*Exercise goal*
Output the material beneath this task exactly, images excluded.

====== Material supplied ======

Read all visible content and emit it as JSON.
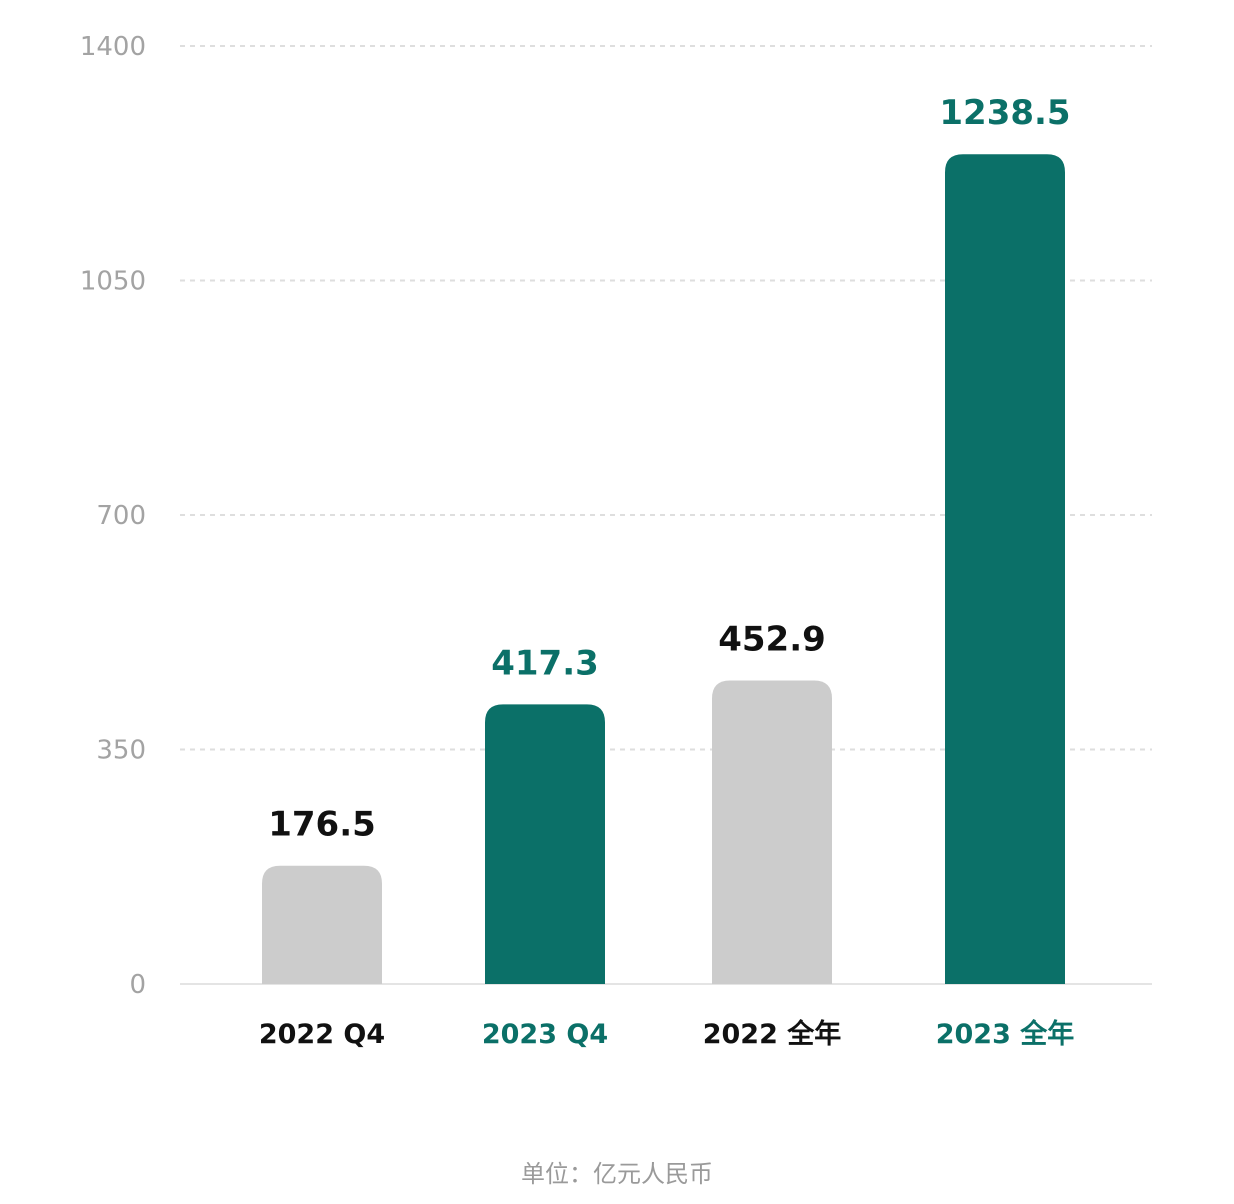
{
  "chart_data": {
    "type": "bar",
    "categories": [
      "2022 Q4",
      "2023 Q4",
      "2022 全年",
      "2023 全年"
    ],
    "values": [
      176.5,
      417.3,
      452.9,
      1238.5
    ],
    "value_labels": [
      "176.5",
      "417.3",
      "452.9",
      "1238.5"
    ],
    "ylim": [
      0,
      1400
    ],
    "yticks": [
      0,
      350,
      700,
      1050,
      1400
    ],
    "grid": true,
    "bar_colors": [
      "#cccccc",
      "#0b7068",
      "#cccccc",
      "#0b7068"
    ],
    "label_colors": [
      "#111111",
      "#0b7068",
      "#111111",
      "#0b7068"
    ],
    "unit_note": "单位：亿元人民币"
  }
}
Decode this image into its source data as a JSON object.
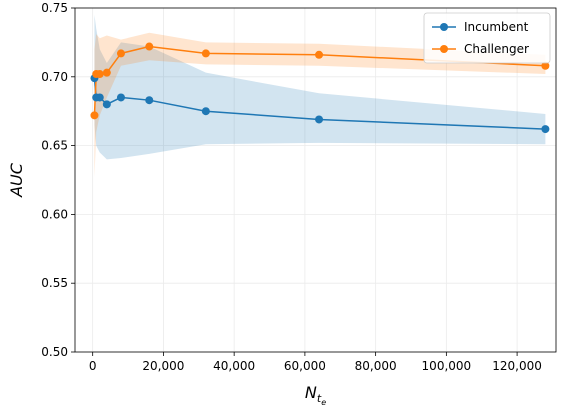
{
  "chart_data": {
    "type": "line",
    "title": "",
    "xlabel": "N",
    "xlabel_sub": "t",
    "xlabel_subsub": "e",
    "ylabel": "AUC",
    "xlim": [
      -5000,
      131000
    ],
    "ylim": [
      0.5,
      0.75
    ],
    "x_ticks": [
      0,
      20000,
      40000,
      60000,
      80000,
      100000,
      120000
    ],
    "x_tick_labels": [
      "0",
      "20,000",
      "40,000",
      "60,000",
      "80,000",
      "100,000",
      "120,000"
    ],
    "y_ticks": [
      0.5,
      0.55,
      0.6,
      0.65,
      0.7,
      0.75
    ],
    "y_tick_labels": [
      "0.50",
      "0.55",
      "0.60",
      "0.65",
      "0.70",
      "0.75"
    ],
    "grid": true,
    "legend_position": "top-right",
    "x": [
      500,
      1000,
      2000,
      4000,
      8000,
      16000,
      32000,
      64000,
      128000
    ],
    "series": [
      {
        "name": "Incumbent",
        "color": "#1f77b4",
        "values": [
          0.699,
          0.685,
          0.685,
          0.68,
          0.685,
          0.683,
          0.675,
          0.669,
          0.662
        ],
        "lower": [
          0.665,
          0.65,
          0.645,
          0.64,
          0.641,
          0.644,
          0.651,
          0.652,
          0.651
        ],
        "upper": [
          0.745,
          0.735,
          0.72,
          0.71,
          0.725,
          0.722,
          0.703,
          0.688,
          0.673
        ]
      },
      {
        "name": "Challenger",
        "color": "#ff7f0e",
        "values": [
          0.672,
          0.702,
          0.702,
          0.703,
          0.717,
          0.722,
          0.717,
          0.716,
          0.708
        ],
        "lower": [
          0.627,
          0.66,
          0.672,
          0.685,
          0.708,
          0.712,
          0.709,
          0.708,
          0.702
        ],
        "upper": [
          0.72,
          0.731,
          0.728,
          0.73,
          0.727,
          0.732,
          0.725,
          0.724,
          0.716
        ]
      }
    ]
  }
}
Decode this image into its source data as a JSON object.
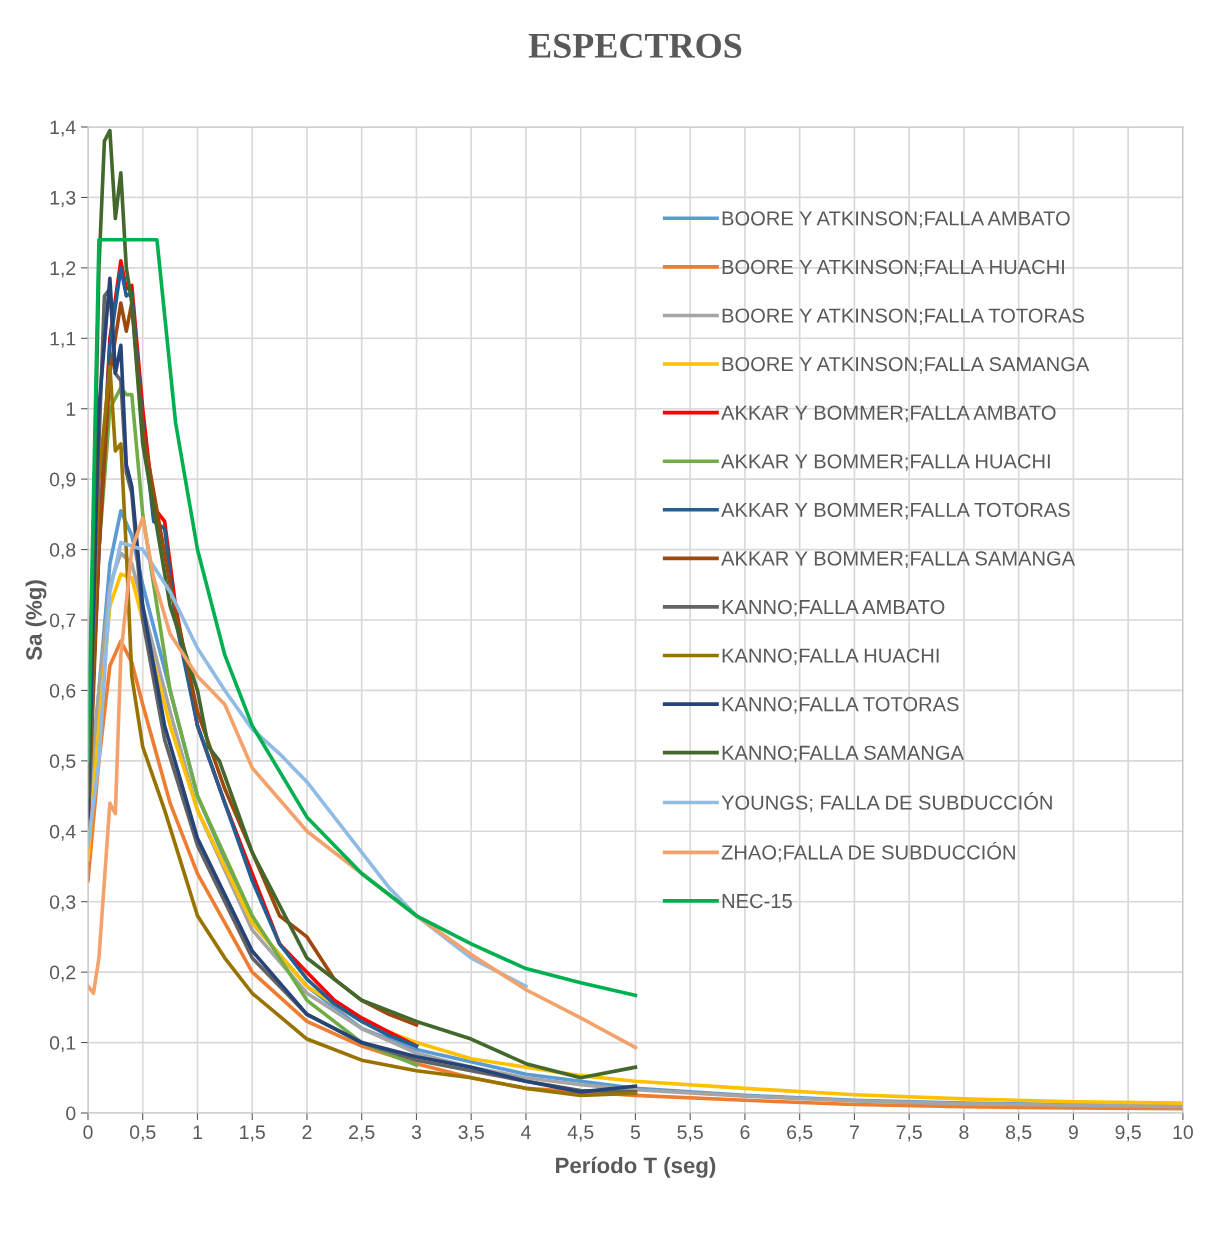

======

*Exercise answer*
Read all visible content and emit it as JSON.
{
  "chart_data": {
    "type": "bar",
    "categories": [
      "2022 Q4",
      "2023 Q4",
      "2022 全年",
      "2023 全年"
    ],
    "values": [
      176.5,
      417.3,
      452.9,
      1238.5
    ],
    "value_labels": [
      "176.5",
      "417.3",
      "452.9",
      "1238.5"
    ],
    "ylim": [
      0,
      1400
    ],
    "yticks": [
      0,
      350,
      700,
      1050,
      1400
    ],
    "grid": true,
    "bar_colors": [
      "#cccccc",
      "#0b7068",
      "#cccccc",
      "#0b7068"
    ],
    "label_colors": [
      "#111111",
      "#0b7068",
      "#111111",
      "#0b7068"
    ],
    "unit_note": "单位：亿元人民币"
  }
}
Decode this image into its source data as a JSON object.
{
  "chart_data": {
    "type": "line",
    "title": "",
    "xlabel": "N",
    "xlabel_sub": "t",
    "xlabel_subsub": "e",
    "ylabel": "AUC",
    "xlim": [
      -5000,
      131000
    ],
    "ylim": [
      0.5,
      0.75
    ],
    "x_ticks": [
      0,
      20000,
      40000,
      60000,
      80000,
      100000,
      120000
    ],
    "x_tick_labels": [
      "0",
      "20,000",
      "40,000",
      "60,000",
      "80,000",
      "100,000",
      "120,000"
    ],
    "y_ticks": [
      0.5,
      0.55,
      0.6,
      0.65,
      0.7,
      0.75
    ],
    "y_tick_labels": [
      "0.50",
      "0.55",
      "0.60",
      "0.65",
      "0.70",
      "0.75"
    ],
    "grid": true,
    "legend_position": "top-right",
    "x": [
      500,
      1000,
      2000,
      4000,
      8000,
      16000,
      32000,
      64000,
      128000
    ],
    "series": [
      {
        "name": "Incumbent",
        "color": "#1f77b4",
        "values": [
          0.699,
          0.685,
          0.685,
          0.68,
          0.685,
          0.683,
          0.675,
          0.669,
          0.662
        ],
        "lower": [
          0.665,
          0.65,
          0.645,
          0.64,
          0.641,
          0.644,
          0.651,
          0.652,
          0.651
        ],
        "upper": [
          0.745,
          0.735,
          0.72,
          0.71,
          0.725,
          0.722,
          0.703,
          0.688,
          0.673
        ]
      },
      {
        "name": "Challenger",
        "color": "#ff7f0e",
        "values": [
          0.672,
          0.702,
          0.702,
          0.703,
          0.717,
          0.722,
          0.717,
          0.716,
          0.708
        ],
        "lower": [
          0.627,
          0.66,
          0.672,
          0.685,
          0.708,
          0.712,
          0.709,
          0.708,
          0.702
        ],
        "upper": [
          0.72,
          0.731,
          0.728,
          0.73,
          0.727,
          0.732,
          0.725,
          0.724,
          0.716
        ]
      }
    ]
  }
}
Decode this image into its source data as a JSON object.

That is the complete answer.